(Prompt 1)
Answer these questions using the financial statement excerpt:
(a) From what date does HKFRS 9 become applicable?
(b) From which standard were the derecognition rules transferred?
(c) How many reportable segments has the Group identified?
(Prompt 2) Return, word for word, the part of the financial statement excerpt that opens with the words containing "The directors of" and closes with "of the Group.".

(Source passage)
* BEGIN *

HKFRS 9 “Financial Instruments” addresses the classification, measurement and derecognition of financial assets and liabilities. The standard is not applicable until 1 January 2013 but is available for early adoption. When adopted, the standard will affect in particular the Group’s accounting for its available-for-sale financial assets, as HKFRS 9 only permits the recognition of fair value gains and losses in other comprehensive income if they relate to equity investments that are not held of trading. Fair value gains and losses on available-for-sale investments, for example, will therefore have to be recognized directly in profit or loss instead of other comprehensive income.

There will be no impact on the Group’s accounting for financial liabilities, as the new requirements only affect the accounting for financial liabilities that are designated at fair value through profit or loss, and the Group does not have any such liabilities. The derecognition rules have been transferred from HKAS 39 “Financial Instruments: Recognition and Measurement” and have not been changed. The Group has not yet decided when to adopt HKFRS 9.

The directors of the Company anticipate that the application of other new and revised HKFRSs will have no material impact on the results and the financial position of the Group.

3. Operating segments

The Group manages its businesses by divisions, which are organised by a mixture of both business lines (products and services) and geography. On first-time adoption HKFRS 8 “Operating Segments” and in a manner consistent with the way in which information is reported internally to the Group’s most senior executive management for the purposes of resource allocation and performance assessment, the Group has identified the following four reportable segments. No operating segments have been aggregated to form the following reportable segments:

  • distribution segment distributes of films;
  • sub-licensing segment sub-licenses of film rights;
  • provision of management services segment provides management services to concierge departments of gaming promoters appointed by Macau casinos; and
  • sales of financial assets segment sells and purchases of financial assets at fair value through profit or loss.

* END *

Region boundary data
* BEGIN *

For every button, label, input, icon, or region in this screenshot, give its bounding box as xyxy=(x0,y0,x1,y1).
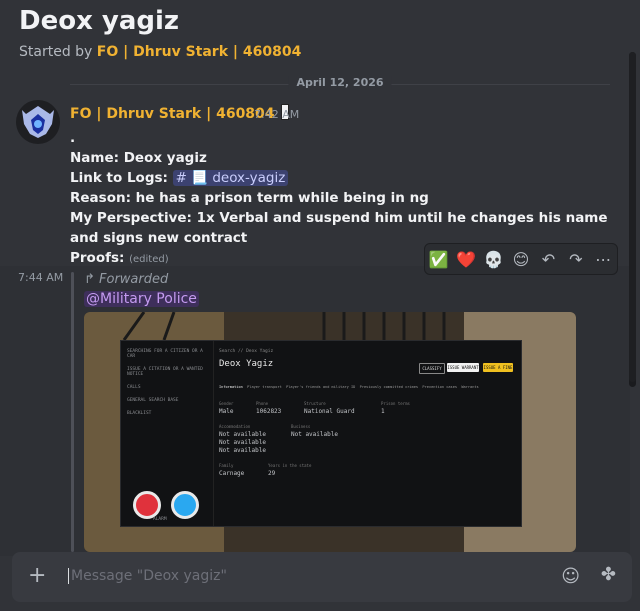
add-reaction-icon[interactable]: 😊 xyxy=(510,250,532,269)
alarm-blue-button xyxy=(171,491,199,519)
channel-link[interactable]: # 📃 deox-yagiz xyxy=(172,170,289,186)
apps-icon[interactable]: ✤ xyxy=(601,564,616,585)
skull-reaction-icon[interactable]: 💀 xyxy=(483,250,505,269)
reply-icon[interactable]: ↶ xyxy=(537,250,559,269)
more-options-icon[interactable]: ⋯ xyxy=(592,250,614,269)
mdt-screen: SEARCHING FOR A CITIZEN OR A CAR ISSUE A… xyxy=(120,340,522,527)
message-timestamp: 7:42 AM xyxy=(254,108,300,121)
alarm-red-button xyxy=(133,491,161,519)
forward-bar xyxy=(71,272,74,552)
forwarded-label: ↱ Forwarded xyxy=(84,272,169,287)
check-reaction-icon[interactable]: ✅ xyxy=(428,250,450,269)
image-attachment[interactable]: SEARCHING FOR A CITIZEN OR A CAR ISSUE A… xyxy=(84,312,576,552)
message-composer: + Message "Deox yagiz" ☺ ✤ xyxy=(12,552,632,602)
role-mention[interactable]: @Military Police xyxy=(84,291,199,307)
message-input[interactable]: Message "Deox yagiz" xyxy=(68,568,227,584)
forward-timestamp: 7:44 AM xyxy=(18,271,64,284)
mdt-sidebar: SEARCHING FOR A CITIZEN OR A CAR ISSUE A… xyxy=(121,341,214,526)
chat-scrollbar[interactable] xyxy=(629,52,636,387)
starter-name[interactable]: FO | Dhruv Stark | 460804 xyxy=(97,44,302,60)
edited-tag: (edited) xyxy=(129,254,169,265)
thread-title: Deox yagiz xyxy=(19,6,180,36)
heart-reaction-icon[interactable]: ❤️ xyxy=(455,250,477,269)
forward-icon[interactable]: ↷ xyxy=(565,250,587,269)
scrollbar-thumb[interactable] xyxy=(629,52,636,382)
message-action-bar: ✅ ❤️ 💀 😊 ↶ ↷ ⋯ xyxy=(424,243,618,275)
thread-started-by: Started by FO | Dhruv Stark | 460804 xyxy=(19,44,302,60)
alarm-label: ALARM xyxy=(153,517,167,522)
emoji-icon[interactable]: ☺ xyxy=(561,566,580,587)
add-attachment-icon[interactable]: + xyxy=(28,563,46,588)
avatar[interactable] xyxy=(16,100,60,144)
date-divider: April 12, 2026 xyxy=(70,76,610,89)
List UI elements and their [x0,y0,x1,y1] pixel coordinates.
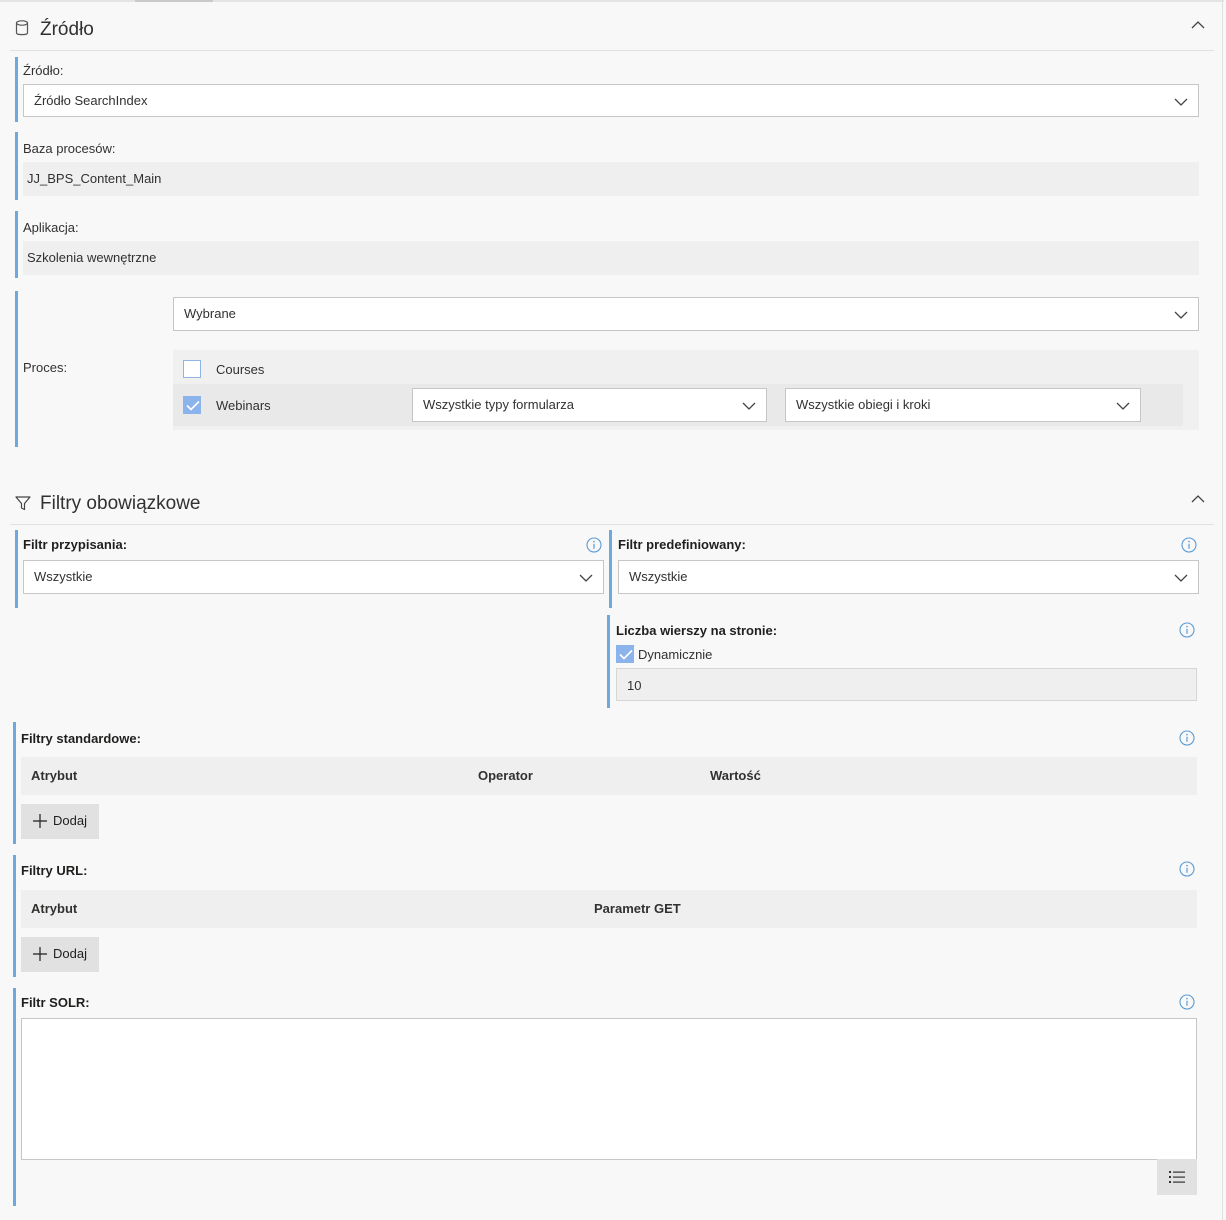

* END *

(Reply 1)
(a) 1 January 2013
(b) HKAS 39 “Financial Instruments: Recognition and Measurement”
(c) Four

(Reply 2)
The directors of the Company anticipate that the application of other new and revised HKFRSs will have no material impact on the results and the financial position of the Group.